__TASK TO CARRY OUT__: Each line below must be set down exactly; omit any image you find.

Dataset items:
=======

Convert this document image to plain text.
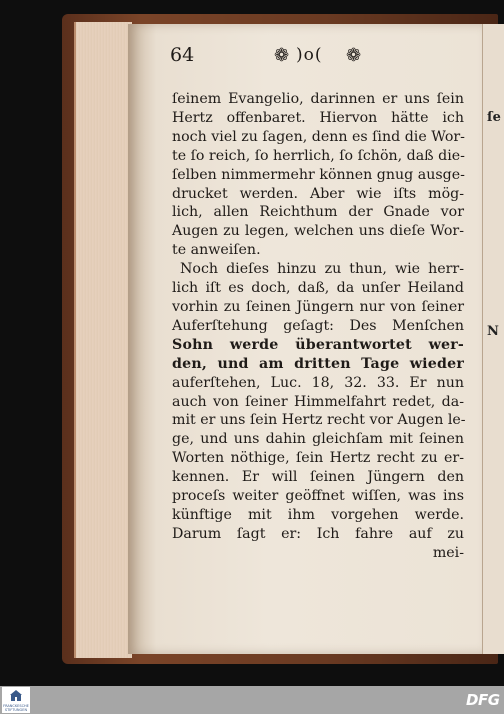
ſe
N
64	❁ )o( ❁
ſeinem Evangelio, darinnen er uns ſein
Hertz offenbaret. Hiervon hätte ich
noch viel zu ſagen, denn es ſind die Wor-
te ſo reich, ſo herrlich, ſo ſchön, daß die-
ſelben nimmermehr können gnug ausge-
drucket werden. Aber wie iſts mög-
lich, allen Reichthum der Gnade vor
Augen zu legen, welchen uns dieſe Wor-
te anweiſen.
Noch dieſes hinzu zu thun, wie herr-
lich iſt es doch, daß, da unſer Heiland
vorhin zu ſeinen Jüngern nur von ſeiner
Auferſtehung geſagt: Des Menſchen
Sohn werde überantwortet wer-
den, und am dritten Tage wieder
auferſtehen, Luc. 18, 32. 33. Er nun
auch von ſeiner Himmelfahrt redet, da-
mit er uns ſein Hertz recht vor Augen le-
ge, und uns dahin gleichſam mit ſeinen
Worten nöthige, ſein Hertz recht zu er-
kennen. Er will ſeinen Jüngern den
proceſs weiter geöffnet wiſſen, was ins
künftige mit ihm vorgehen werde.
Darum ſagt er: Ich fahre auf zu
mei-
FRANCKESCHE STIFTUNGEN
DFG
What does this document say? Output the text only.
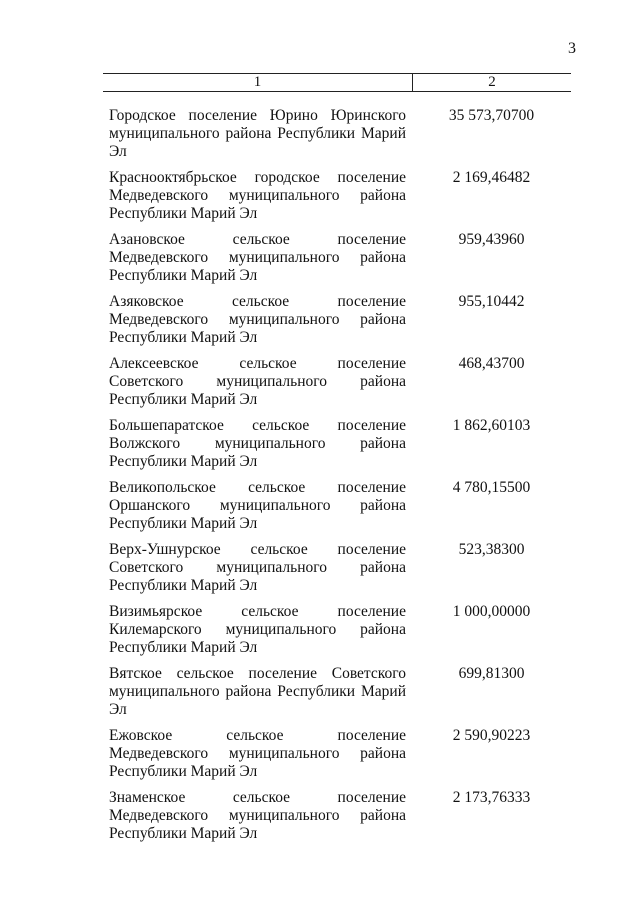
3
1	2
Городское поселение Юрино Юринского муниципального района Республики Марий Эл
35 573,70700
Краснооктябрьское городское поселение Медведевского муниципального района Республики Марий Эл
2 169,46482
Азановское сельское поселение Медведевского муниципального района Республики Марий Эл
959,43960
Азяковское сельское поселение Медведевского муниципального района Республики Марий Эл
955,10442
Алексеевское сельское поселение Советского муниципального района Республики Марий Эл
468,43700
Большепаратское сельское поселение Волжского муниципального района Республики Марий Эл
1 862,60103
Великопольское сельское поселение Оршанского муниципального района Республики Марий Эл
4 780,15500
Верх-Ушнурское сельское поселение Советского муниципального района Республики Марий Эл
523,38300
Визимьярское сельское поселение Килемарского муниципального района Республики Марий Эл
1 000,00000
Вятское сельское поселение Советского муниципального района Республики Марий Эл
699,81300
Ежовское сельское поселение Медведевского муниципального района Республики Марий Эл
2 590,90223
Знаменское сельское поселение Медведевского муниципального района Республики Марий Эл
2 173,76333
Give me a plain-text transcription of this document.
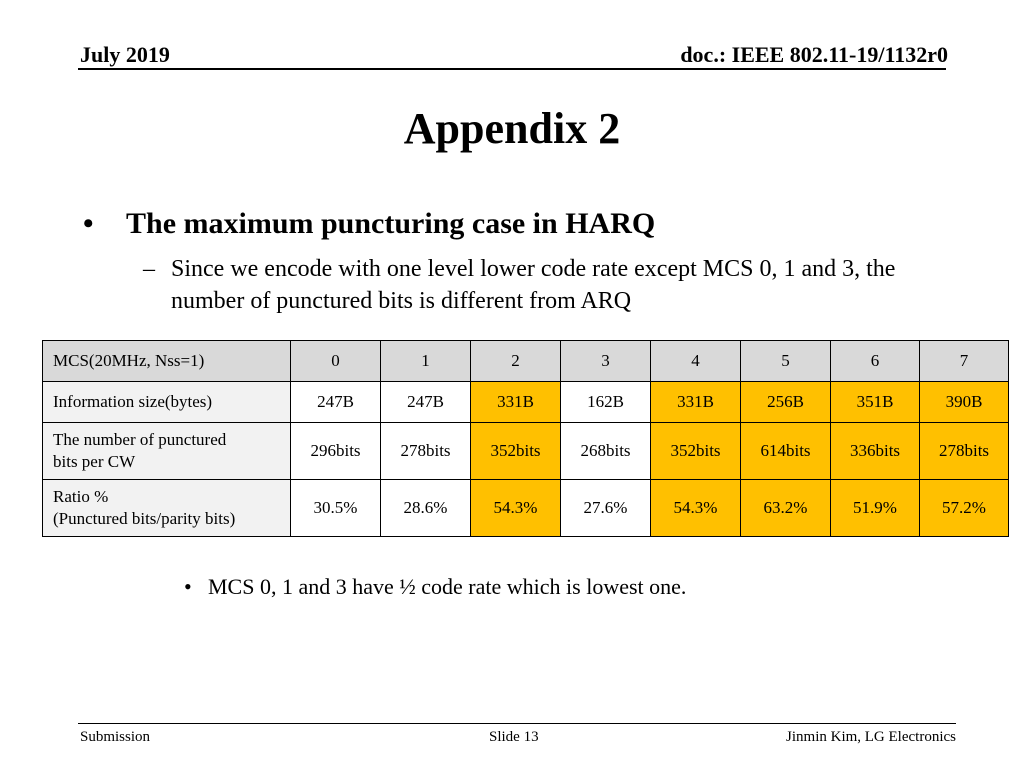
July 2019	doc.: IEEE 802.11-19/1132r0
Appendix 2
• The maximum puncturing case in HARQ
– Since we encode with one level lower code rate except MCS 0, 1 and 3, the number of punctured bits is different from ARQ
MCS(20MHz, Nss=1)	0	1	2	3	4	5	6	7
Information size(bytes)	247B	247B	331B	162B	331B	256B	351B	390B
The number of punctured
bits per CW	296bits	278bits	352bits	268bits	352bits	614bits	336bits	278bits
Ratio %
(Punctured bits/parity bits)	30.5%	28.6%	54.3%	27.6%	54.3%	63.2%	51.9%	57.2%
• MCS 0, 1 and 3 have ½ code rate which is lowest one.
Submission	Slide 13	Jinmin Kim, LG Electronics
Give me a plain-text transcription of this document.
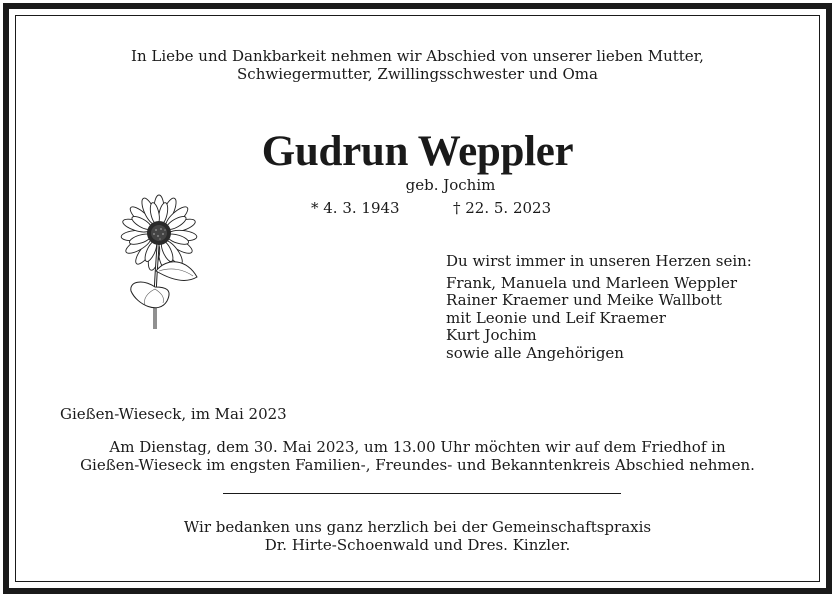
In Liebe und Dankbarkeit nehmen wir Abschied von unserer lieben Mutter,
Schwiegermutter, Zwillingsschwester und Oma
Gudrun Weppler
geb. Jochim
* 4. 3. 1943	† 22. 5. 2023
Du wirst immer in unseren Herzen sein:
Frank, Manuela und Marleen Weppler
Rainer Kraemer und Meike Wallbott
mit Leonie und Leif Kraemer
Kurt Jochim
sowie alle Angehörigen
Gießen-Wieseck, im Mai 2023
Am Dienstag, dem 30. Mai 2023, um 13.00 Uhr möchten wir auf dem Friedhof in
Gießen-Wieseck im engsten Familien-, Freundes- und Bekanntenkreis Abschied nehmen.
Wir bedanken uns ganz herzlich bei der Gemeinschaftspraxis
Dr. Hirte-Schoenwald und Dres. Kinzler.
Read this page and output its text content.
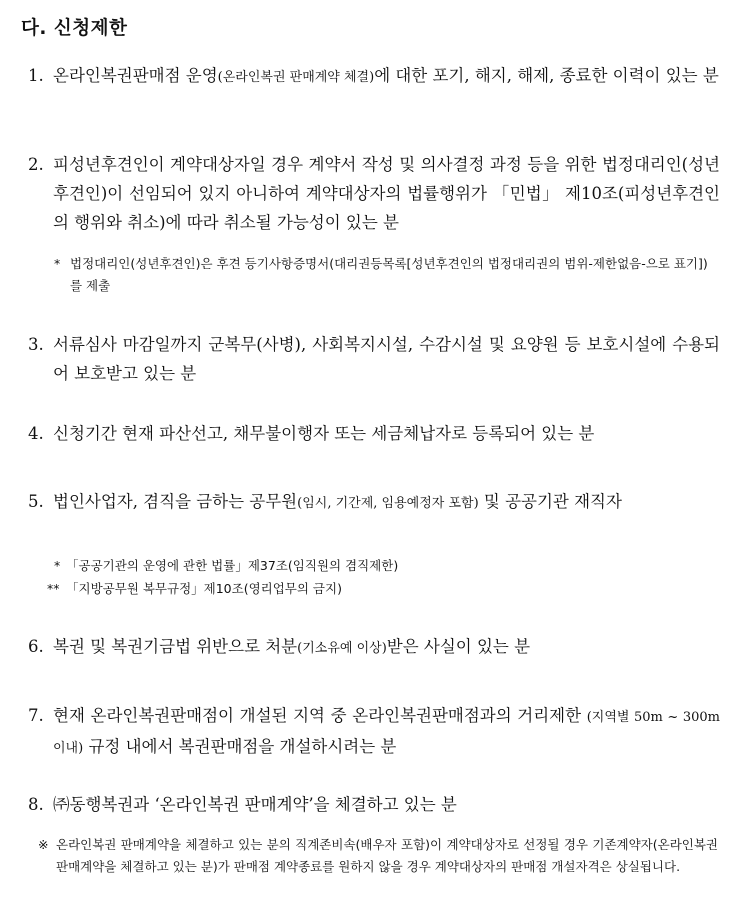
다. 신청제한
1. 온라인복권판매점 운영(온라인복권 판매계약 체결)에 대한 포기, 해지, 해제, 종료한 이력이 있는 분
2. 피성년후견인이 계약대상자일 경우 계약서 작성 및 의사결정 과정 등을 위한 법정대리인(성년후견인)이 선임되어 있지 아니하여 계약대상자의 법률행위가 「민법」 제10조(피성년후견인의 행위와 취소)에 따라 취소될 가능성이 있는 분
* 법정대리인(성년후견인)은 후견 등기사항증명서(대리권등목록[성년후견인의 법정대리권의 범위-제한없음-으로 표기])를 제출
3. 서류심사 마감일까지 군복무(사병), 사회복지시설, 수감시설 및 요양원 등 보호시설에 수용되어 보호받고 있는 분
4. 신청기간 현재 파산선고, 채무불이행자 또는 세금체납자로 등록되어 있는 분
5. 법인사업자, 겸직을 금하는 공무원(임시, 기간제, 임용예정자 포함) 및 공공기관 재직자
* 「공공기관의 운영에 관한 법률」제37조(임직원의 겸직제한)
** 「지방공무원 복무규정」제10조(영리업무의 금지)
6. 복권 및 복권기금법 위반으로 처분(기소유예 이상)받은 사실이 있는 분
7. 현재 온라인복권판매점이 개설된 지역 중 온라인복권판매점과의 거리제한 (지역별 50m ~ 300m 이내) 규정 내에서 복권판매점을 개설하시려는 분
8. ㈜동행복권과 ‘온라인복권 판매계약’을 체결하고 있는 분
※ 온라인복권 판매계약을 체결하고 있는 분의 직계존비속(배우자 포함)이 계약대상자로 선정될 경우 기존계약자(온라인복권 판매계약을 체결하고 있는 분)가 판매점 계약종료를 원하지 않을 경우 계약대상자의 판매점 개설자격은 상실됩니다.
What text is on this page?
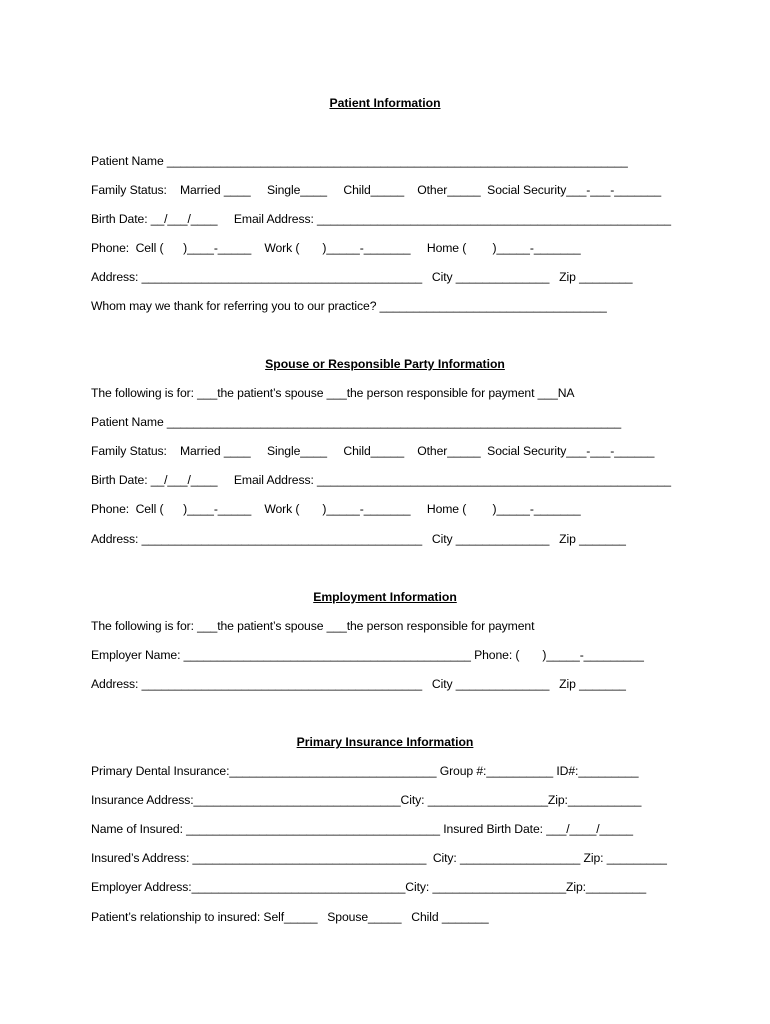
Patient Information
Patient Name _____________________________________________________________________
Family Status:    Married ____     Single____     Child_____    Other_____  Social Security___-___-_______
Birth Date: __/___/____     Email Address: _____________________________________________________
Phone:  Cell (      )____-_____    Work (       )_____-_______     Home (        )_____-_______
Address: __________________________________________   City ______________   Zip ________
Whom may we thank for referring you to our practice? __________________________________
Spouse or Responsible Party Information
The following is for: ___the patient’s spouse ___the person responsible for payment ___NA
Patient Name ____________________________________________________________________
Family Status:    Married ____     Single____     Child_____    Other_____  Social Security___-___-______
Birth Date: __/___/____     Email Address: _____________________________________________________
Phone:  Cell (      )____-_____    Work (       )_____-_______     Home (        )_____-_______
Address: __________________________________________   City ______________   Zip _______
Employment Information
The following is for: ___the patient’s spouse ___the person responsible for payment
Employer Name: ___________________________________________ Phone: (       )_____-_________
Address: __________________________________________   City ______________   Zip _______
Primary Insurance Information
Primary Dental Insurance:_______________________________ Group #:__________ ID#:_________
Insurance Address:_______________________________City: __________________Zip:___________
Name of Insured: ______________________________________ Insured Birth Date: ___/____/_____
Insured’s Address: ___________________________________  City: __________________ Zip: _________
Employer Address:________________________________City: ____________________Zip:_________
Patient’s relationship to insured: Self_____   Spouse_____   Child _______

=======

__ANSWER IN FULL__:
Convert this document image to plain text.
ſe
N
64	❁ )o( ❁
ſeinem Evangelio, darinnen er uns ſein
Hertz offenbaret. Hiervon hätte ich
noch viel zu ſagen, denn es ſind die Wor-
te ſo reich, ſo herrlich, ſo ſchön, daß die-
ſelben nimmermehr können gnug ausge-
drucket werden. Aber wie iſts mög-
lich, allen Reichthum der Gnade vor
Augen zu legen, welchen uns dieſe Wor-
te anweiſen.
Noch dieſes hinzu zu thun, wie herr-
lich iſt es doch, daß, da unſer Heiland
vorhin zu ſeinen Jüngern nur von ſeiner
Auferſtehung geſagt: Des Menſchen
Sohn werde überantwortet wer-
den, und am dritten Tage wieder
auferſtehen, Luc. 18, 32. 33. Er nun
auch von ſeiner Himmelfahrt redet, da-
mit er uns ſein Hertz recht vor Augen le-
ge, und uns dahin gleichſam mit ſeinen
Worten nöthige, ſein Hertz recht zu er-
kennen. Er will ſeinen Jüngern den
proceſs weiter geöffnet wiſſen, was ins
künftige mit ihm vorgehen werde.
Darum ſagt er: Ich fahre auf zu
mei-
FRANCKESCHE STIFTUNGEN
DFG
What does this document say? Output the text only.
3
1	2
Городское поселение Юрино Юринского муниципального района Республики Марий Эл
35 573,70700
Краснооктябрьское городское поселение Медведевского муниципального района Республики Марий Эл
2 169,46482
Азановское сельское поселение Медведевского муниципального района Республики Марий Эл
959,43960
Азяковское сельское поселение Медведевского муниципального района Республики Марий Эл
955,10442
Алексеевское сельское поселение Советского муниципального района Республики Марий Эл
468,43700
Большепаратское сельское поселение Волжского муниципального района Республики Марий Эл
1 862,60103
Великопольское сельское поселение Оршанского муниципального района Республики Марий Эл
4 780,15500
Верх-Ушнурское сельское поселение Советского муниципального района Республики Марий Эл
523,38300
Визимьярское сельское поселение Килемарского муниципального района Республики Марий Эл
1 000,00000
Вятское сельское поселение Советского муниципального района Республики Марий Эл
699,81300
Ежовское сельское поселение Медведевского муниципального района Республики Марий Эл
2 590,90223
Знаменское сельское поселение Медведевского муниципального района Республики Марий Эл
2 173,76333
Give me a plain-text transcription of this document.
July 2019	doc.: IEEE 802.11-19/1132r0
Appendix 2
• The maximum puncturing case in HARQ
– Since we encode with one level lower code rate except MCS 0, 1 and 3, the number of punctured bits is different from ARQ
MCS(20MHz, Nss=1)	0	1	2	3	4	5	6	7
Information size(bytes)	247B	247B	331B	162B	331B	256B	351B	390B
The number of punctured
bits per CW	296bits	278bits	352bits	268bits	352bits	614bits	336bits	278bits
Ratio %
(Punctured bits/parity bits)	30.5%	28.6%	54.3%	27.6%	54.3%	63.2%	51.9%	57.2%
• MCS 0, 1 and 3 have ½ code rate which is lowest one.
Submission	Slide 13	Jinmin Kim, LG Electronics
Give me a plain-text transcription of this document.
In Liebe und Dankbarkeit nehmen wir Abschied von unserer lieben Mutter,
Schwiegermutter, Zwillingsschwester und Oma
Gudrun Weppler
geb. Jochim
* 4. 3. 1943	† 22. 5. 2023
Du wirst immer in unseren Herzen sein:
Frank, Manuela und Marleen Weppler
Rainer Kraemer und Meike Wallbott
mit Leonie und Leif Kraemer
Kurt Jochim
sowie alle Angehörigen
Gießen-Wieseck, im Mai 2023
Am Dienstag, dem 30. Mai 2023, um 13.00 Uhr möchten wir auf dem Friedhof in
Gießen-Wieseck im engsten Familien-, Freundes- und Bekanntenkreis Abschied nehmen.
Wir bedanken uns ganz herzlich bei der Gemeinschaftspraxis
Dr. Hirte-Schoenwald und Dres. Kinzler.
Read this page and output its text content.
다. 신청제한
1. 온라인복권판매점 운영(온라인복권 판매계약 체결)에 대한 포기, 해지, 해제, 종료한 이력이 있는 분
2. 피성년후견인이 계약대상자일 경우 계약서 작성 및 의사결정 과정 등을 위한 법정대리인(성년후견인)이 선임되어 있지 아니하여 계약대상자의 법률행위가 「민법」 제10조(피성년후견인의 행위와 취소)에 따라 취소될 가능성이 있는 분
* 법정대리인(성년후견인)은 후견 등기사항증명서(대리권등목록[성년후견인의 법정대리권의 범위-제한없음-으로 표기])를 제출
3. 서류심사 마감일까지 군복무(사병), 사회복지시설, 수감시설 및 요양원 등 보호시설에 수용되어 보호받고 있는 분
4. 신청기간 현재 파산선고, 채무불이행자 또는 세금체납자로 등록되어 있는 분
5. 법인사업자, 겸직을 금하는 공무원(임시, 기간제, 임용예정자 포함) 및 공공기관 재직자
* 「공공기관의 운영에 관한 법률」제37조(임직원의 겸직제한)
** 「지방공무원 복무규정」제10조(영리업무의 금지)
6. 복권 및 복권기금법 위반으로 처분(기소유예 이상)받은 사실이 있는 분
7. 현재 온라인복권판매점이 개설된 지역 중 온라인복권판매점과의 거리제한 (지역별 50m ~ 300m 이내) 규정 내에서 복권판매점을 개설하시려는 분
8. ㈜동행복권과 ‘온라인복권 판매계약’을 체결하고 있는 분
※ 온라인복권 판매계약을 체결하고 있는 분의 직계존비속(배우자 포함)이 계약대상자로 선정될 경우 기존계약자(온라인복권 판매계약을 체결하고 있는 분)가 판매점 계약종료를 원하지 않을 경우 계약대상자의 판매점 개설자격은 상실됩니다.
What text is on this page?
Patient Information
Patient Name _____________________________________________________________________
Family Status:    Married ____     Single____     Child_____    Other_____  Social Security___-___-_______
Birth Date: __/___/____     Email Address: _____________________________________________________
Phone:  Cell (      )____-_____    Work (       )_____-_______     Home (        )_____-_______
Address: __________________________________________   City ______________   Zip ________
Whom may we thank for referring you to our practice? __________________________________
Spouse or Responsible Party Information
The following is for: ___the patient’s spouse ___the person responsible for payment ___NA
Patient Name ____________________________________________________________________
Family Status:    Married ____     Single____     Child_____    Other_____  Social Security___-___-______
Birth Date: __/___/____     Email Address: _____________________________________________________
Phone:  Cell (      )____-_____    Work (       )_____-_______     Home (        )_____-_______
Address: __________________________________________   City ______________   Zip _______
Employment Information
The following is for: ___the patient’s spouse ___the person responsible for payment
Employer Name: ___________________________________________ Phone: (       )_____-_________
Address: __________________________________________   City ______________   Zip _______
Primary Insurance Information
Primary Dental Insurance:_______________________________ Group #:__________ ID#:_________
Insurance Address:_______________________________City: __________________Zip:___________
Name of Insured: ______________________________________ Insured Birth Date: ___/____/_____
Insured’s Address: ___________________________________  City: __________________ Zip: _________
Employer Address:________________________________City: ____________________Zip:_________
Patient’s relationship to insured: Self_____   Spouse_____   Child _______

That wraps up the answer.